**Stored records**
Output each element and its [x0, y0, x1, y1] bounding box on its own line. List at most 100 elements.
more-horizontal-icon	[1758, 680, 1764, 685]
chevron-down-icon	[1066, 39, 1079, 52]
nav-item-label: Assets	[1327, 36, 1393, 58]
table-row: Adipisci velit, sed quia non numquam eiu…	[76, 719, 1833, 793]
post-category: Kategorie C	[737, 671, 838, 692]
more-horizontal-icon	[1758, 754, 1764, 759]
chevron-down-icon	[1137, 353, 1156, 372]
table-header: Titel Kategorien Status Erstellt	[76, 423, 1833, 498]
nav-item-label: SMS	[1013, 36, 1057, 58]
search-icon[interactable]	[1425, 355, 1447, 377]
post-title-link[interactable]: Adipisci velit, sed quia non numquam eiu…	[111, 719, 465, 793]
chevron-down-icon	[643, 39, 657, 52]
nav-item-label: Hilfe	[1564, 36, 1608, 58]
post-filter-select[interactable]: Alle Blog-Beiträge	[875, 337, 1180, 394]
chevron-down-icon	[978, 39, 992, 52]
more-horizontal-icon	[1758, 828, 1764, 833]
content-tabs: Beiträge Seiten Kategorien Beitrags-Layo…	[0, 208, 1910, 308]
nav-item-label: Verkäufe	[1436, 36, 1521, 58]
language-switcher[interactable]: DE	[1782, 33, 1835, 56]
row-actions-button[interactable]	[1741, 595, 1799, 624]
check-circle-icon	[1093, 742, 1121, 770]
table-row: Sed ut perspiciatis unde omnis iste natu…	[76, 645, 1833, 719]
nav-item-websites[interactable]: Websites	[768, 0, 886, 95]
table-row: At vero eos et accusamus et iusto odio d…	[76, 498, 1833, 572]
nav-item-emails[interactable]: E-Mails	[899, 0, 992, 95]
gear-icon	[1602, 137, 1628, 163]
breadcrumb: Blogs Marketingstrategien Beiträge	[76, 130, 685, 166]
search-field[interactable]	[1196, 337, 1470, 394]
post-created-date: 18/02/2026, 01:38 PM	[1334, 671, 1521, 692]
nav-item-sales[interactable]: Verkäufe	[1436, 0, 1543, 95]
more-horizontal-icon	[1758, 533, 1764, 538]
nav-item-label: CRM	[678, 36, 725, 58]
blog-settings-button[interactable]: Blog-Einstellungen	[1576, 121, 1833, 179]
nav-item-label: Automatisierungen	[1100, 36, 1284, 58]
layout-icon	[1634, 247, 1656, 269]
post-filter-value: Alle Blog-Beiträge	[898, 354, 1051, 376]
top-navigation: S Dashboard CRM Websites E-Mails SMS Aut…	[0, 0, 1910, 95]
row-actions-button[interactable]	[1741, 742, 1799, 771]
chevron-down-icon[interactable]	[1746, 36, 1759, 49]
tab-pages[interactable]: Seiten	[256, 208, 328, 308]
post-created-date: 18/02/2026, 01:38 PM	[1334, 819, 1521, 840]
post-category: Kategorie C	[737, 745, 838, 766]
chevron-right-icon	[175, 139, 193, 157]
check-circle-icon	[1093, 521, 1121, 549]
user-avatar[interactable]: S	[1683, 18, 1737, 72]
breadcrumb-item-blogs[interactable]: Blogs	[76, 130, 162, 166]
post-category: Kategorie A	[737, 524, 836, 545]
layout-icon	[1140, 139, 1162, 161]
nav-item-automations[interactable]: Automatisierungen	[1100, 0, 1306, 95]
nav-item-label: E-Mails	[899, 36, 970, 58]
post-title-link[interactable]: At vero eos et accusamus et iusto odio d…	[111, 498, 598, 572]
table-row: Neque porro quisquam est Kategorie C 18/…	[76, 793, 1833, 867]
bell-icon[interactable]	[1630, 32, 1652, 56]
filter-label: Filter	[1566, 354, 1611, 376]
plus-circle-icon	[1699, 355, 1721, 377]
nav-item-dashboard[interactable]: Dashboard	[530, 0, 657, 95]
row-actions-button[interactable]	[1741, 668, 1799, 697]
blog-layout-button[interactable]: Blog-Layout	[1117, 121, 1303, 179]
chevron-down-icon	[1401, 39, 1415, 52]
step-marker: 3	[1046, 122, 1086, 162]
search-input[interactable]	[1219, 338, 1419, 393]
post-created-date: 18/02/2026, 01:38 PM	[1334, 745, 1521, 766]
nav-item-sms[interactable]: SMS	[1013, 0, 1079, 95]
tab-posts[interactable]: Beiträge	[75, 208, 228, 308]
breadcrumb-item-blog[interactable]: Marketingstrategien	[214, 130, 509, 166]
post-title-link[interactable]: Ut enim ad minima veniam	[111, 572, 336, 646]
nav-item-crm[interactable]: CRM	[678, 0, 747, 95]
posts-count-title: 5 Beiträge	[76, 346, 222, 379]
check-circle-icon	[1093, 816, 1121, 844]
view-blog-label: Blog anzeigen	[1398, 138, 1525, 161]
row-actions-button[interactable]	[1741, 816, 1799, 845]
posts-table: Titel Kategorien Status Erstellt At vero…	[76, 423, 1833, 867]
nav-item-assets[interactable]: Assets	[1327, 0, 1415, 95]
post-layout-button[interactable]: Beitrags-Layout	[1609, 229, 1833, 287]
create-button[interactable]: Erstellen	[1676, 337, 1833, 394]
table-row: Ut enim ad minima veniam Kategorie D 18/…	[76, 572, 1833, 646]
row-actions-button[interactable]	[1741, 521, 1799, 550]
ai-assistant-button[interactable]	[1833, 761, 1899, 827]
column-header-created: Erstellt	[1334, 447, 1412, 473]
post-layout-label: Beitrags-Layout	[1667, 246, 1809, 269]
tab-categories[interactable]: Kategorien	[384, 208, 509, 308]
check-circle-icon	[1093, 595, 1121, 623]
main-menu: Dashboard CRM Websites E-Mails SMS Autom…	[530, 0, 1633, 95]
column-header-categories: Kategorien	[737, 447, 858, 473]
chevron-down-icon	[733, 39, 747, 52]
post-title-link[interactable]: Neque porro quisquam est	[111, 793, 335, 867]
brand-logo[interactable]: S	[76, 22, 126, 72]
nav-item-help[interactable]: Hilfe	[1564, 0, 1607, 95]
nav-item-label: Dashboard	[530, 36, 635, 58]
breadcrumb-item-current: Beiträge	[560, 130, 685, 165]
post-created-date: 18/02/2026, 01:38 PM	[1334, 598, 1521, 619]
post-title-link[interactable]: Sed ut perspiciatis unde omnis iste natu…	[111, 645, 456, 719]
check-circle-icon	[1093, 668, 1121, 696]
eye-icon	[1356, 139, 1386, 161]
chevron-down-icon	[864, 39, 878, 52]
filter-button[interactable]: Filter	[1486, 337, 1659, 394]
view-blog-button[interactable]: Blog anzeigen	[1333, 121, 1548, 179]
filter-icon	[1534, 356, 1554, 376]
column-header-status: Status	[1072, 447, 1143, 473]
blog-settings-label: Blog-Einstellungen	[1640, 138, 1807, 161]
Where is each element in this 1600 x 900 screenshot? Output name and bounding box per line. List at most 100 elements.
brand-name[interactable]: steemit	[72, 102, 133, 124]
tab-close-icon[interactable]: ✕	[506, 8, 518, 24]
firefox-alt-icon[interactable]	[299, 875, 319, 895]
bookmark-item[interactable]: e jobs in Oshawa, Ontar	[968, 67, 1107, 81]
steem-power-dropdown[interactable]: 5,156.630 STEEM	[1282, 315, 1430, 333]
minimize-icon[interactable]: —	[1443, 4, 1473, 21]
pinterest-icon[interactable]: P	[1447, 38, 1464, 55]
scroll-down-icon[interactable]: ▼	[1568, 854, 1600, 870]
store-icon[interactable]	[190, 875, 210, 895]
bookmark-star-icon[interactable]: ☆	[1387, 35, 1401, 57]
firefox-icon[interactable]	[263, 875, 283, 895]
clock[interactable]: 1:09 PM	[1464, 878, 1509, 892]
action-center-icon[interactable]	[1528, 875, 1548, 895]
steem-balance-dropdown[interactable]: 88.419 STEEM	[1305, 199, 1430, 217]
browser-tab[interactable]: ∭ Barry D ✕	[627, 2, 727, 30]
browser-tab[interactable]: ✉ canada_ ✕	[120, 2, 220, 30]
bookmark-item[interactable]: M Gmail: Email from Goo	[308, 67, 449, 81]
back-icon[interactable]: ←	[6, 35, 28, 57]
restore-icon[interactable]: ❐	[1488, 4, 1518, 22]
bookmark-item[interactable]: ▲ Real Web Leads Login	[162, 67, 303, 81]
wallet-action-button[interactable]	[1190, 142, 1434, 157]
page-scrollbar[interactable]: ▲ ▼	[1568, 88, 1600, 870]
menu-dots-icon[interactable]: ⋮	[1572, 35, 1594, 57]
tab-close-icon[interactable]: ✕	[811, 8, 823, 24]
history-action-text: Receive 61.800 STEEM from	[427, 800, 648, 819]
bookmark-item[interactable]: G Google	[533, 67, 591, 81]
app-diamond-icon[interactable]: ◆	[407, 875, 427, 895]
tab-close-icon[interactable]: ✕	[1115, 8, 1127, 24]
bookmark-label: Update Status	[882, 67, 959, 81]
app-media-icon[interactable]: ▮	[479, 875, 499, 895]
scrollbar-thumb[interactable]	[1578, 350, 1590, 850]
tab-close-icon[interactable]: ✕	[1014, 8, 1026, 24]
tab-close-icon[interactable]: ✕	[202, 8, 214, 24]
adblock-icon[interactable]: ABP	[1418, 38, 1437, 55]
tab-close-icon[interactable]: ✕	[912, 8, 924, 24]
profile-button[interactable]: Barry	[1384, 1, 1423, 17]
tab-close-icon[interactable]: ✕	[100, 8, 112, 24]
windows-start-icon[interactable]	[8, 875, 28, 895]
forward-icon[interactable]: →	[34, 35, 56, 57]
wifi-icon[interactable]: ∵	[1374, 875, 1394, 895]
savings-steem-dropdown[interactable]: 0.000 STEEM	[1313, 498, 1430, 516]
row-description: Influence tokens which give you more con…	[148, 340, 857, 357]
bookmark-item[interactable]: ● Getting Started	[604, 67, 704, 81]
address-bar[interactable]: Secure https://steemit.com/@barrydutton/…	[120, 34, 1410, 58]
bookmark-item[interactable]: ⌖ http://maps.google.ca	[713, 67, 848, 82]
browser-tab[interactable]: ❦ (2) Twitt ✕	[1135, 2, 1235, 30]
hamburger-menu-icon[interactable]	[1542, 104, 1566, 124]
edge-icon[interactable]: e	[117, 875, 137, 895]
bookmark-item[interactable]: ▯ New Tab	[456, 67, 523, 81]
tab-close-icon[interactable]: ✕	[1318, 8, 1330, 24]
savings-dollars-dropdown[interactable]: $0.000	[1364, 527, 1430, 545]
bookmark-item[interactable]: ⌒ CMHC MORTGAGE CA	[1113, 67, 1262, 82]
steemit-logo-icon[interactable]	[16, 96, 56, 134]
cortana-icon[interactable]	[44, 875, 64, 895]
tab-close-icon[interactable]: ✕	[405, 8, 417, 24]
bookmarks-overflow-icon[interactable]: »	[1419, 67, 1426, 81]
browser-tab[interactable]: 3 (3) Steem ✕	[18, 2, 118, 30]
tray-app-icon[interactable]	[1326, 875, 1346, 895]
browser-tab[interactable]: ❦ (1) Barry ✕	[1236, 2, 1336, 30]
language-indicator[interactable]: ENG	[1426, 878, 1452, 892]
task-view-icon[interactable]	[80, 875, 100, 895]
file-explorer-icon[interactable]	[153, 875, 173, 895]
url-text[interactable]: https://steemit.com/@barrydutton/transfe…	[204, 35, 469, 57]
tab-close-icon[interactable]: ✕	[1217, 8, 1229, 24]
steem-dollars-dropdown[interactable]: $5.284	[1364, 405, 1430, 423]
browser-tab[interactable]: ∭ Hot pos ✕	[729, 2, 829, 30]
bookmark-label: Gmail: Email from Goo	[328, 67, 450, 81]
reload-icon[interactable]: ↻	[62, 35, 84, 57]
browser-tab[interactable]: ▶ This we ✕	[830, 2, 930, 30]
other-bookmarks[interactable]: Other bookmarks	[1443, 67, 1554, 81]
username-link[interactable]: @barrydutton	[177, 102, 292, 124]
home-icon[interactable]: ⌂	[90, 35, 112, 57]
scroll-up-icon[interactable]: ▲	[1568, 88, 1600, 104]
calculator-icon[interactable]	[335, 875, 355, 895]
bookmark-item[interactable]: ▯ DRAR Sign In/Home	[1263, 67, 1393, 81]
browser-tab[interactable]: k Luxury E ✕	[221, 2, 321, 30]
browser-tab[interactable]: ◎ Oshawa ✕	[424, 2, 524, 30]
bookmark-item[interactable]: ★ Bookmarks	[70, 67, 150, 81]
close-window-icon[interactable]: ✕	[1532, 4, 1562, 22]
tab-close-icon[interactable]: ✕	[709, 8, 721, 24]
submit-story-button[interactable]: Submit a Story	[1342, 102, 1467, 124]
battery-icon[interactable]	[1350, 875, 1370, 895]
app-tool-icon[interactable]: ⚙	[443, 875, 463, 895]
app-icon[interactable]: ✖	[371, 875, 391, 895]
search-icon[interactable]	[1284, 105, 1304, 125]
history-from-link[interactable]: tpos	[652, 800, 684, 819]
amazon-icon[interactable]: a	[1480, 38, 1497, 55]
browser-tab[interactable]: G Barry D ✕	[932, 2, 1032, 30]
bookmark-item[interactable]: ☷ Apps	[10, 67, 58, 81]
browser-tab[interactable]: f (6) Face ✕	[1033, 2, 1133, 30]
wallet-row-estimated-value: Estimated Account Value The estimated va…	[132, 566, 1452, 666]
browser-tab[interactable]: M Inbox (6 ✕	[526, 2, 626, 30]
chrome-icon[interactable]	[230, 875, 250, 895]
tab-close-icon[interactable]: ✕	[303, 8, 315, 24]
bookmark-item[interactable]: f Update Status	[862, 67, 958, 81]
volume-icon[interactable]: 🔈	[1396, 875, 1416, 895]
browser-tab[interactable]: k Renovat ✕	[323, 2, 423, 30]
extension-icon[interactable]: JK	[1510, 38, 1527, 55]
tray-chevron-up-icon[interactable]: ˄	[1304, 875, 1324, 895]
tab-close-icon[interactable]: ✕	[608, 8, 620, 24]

**Instructions to follow**
Copy the lines above word for word, from the first one through the line that contains "table-row: Adipisci velit, sed".

**Solution**
Output each element and its [x0, y0, x1, y1] bounding box on its own line. List at most 100 elements.
more-horizontal-icon	[1758, 680, 1764, 685]
chevron-down-icon	[1066, 39, 1079, 52]
nav-item-label: Assets	[1327, 36, 1393, 58]
table-row: Adipisci velit, sed quia non numquam eiu…	[76, 719, 1833, 793]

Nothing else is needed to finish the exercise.